**LESETEXT:**
========================

Theaterpremiere im Gasthaus Sonne in Bleibach

Der Geierwally platzt der Kragen

Im Gasthaus "Sonne" in Bleibach vermischen sich derzeit die reale Welt und die des Theaters: Mitten im Gastraum wird "Die Geierwally" aufgeführt. Auf der Bühne spielen nur die Szenen in den Bergen.

Die Premiere des Theaterstücks "Die Geierwally" im Gasthaus Sonne in Bleibach ist gelungen. Das bezeugte der anhaltende Applaus. Immer wieder mussten die Schauspieler des Freien Theaters Waldkirch zusammen oder in Gruppen nach vorn treten und selbst dann verebbte der Beifall nur langsam.

========================

**DATENAUSZUG:**
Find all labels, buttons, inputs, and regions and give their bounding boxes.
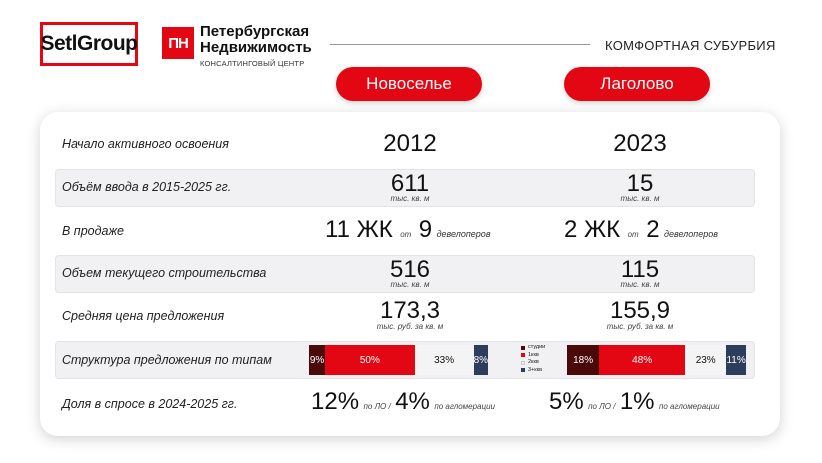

========================

**ARBEITSANWEISUNGEN:**
A - Welches Ensemble spielt laut dem Lesetext über die Geierwally-Premiere das Stück im Gasthaus Sonne?
B - Führen Sie den Lesetext über die Geierwally-Premiere in Bleibach im Anschluss an seinen letzten Satz weiter.
Die Zeilen sind eigenständiges Material und gehören nicht zum Lesetext.

**LÖSUNGEN:**
A - Das Freie Theater Waldkirch.

B -
Die Bühne ist fürs Bergmassiv reserviert

Der Ort der Aufführung wurde von Regisseurin Ulrike Trescher und der Gruppe genau richtig gewählt. Das Stück ereignet sich, um großteils mitten zwischen den Besuchern zu spielen. Die Bühne selbst ist für das Bergmassiv bestimmt, das in der Handlung eine beachtliche Rolle spielt. Vor der Bühne ist der von den Dorfbewohnern gut frequentierte Wirtshaustisch eingerichtet, ein weiterer steht im hinteren Teil des Raums. Dort sitzen der Stromminger (Peter Müller), der Vater der Walpurga (Alexandra Schmitt), genannt Geierwally, und der Gellner-Vinzenz (Joachim Josefowitz), dem der Stromminger seine Tochter versprochen hat. Die Männer spielen unter anderem Karten, aber vor allem treiben sie von dort aus den Hirtenbub (Katarina Petrovic) an, loszurennen, um der Geierwally Dampf unter den Hintern zu machen.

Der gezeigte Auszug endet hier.